___ INPUT MATERIAL ___

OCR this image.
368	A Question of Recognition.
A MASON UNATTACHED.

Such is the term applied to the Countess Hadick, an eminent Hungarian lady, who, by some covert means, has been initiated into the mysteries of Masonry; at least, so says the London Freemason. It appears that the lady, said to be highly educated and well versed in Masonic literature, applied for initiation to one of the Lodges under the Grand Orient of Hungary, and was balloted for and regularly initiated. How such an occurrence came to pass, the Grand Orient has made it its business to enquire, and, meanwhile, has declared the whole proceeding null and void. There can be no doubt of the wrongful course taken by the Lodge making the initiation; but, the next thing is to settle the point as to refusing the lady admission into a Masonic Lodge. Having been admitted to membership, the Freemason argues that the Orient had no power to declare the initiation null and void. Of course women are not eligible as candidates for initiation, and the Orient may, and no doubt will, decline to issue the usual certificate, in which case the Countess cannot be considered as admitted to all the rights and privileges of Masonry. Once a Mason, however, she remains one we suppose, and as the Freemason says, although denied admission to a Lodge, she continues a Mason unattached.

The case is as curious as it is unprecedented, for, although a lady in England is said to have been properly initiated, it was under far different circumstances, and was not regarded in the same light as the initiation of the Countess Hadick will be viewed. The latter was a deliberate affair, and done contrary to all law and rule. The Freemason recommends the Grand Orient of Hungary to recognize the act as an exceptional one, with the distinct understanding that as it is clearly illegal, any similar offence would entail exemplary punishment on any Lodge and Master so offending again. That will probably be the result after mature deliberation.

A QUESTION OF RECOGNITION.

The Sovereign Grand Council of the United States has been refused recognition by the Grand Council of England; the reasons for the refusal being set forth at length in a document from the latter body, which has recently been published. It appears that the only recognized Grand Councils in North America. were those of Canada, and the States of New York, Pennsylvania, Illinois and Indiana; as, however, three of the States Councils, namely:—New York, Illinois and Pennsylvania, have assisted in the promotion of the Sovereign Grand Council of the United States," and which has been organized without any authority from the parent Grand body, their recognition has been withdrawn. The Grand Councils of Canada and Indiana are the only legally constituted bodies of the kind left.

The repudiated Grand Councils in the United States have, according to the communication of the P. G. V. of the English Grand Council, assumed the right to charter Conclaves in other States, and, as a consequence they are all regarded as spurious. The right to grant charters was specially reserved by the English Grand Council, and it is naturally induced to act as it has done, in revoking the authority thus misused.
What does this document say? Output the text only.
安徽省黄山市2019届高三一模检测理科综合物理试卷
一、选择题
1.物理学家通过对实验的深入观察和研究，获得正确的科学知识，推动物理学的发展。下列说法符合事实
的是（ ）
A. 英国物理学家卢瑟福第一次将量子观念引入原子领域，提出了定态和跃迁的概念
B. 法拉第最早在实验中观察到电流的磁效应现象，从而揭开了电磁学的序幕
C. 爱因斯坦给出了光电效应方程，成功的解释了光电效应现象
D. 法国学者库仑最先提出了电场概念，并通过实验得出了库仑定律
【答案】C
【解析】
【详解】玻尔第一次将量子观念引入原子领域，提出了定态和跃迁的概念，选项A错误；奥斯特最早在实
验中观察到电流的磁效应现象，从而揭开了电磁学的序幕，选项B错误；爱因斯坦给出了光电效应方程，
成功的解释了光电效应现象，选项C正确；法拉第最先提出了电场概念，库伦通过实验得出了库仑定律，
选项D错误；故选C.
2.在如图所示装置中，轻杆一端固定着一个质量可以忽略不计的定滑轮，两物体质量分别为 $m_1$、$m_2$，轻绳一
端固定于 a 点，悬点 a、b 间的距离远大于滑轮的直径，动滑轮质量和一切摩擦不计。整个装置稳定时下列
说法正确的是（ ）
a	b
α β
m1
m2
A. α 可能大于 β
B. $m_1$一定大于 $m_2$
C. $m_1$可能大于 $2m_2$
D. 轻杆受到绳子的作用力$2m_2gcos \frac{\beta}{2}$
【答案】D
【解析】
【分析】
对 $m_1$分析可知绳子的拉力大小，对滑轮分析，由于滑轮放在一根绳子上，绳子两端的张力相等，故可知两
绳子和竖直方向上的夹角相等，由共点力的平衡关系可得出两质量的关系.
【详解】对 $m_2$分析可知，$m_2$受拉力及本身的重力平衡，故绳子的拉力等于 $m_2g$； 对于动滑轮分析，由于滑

___

AIM OF THE EXERCISE: Copy all lines from the material that contain "regarded".

PROBLEM SOLUTION:
The case is as curious as it is unprecedented, for, although a lady in England is said to have been properly initiated, it was under far different circumstances, and was not regarded in the same light as the initiation of the Countess Hadick will be viewed. The latter was a deliberate affair, and done contrary to all law and rule. The Freemason recommends the Grand Orient of Hungary to recognize the act as an exceptional one, with the distinct understanding that as it is clearly illegal, any similar offence would entail exemplary punishment on any Lodge and Master so offending again. That will probably be the result after mature deliberation.
The repudiated Grand Councils in the United States have, according to the communication of the P. G. V. of the English Grand Council, assumed the right to charter Conclaves in other States, and, as a consequence they are all regarded as spurious. The right to grant charters was specially reserved by the English Grand Council, and it is naturally induced to act as it has done, in revoking the authority thus misused.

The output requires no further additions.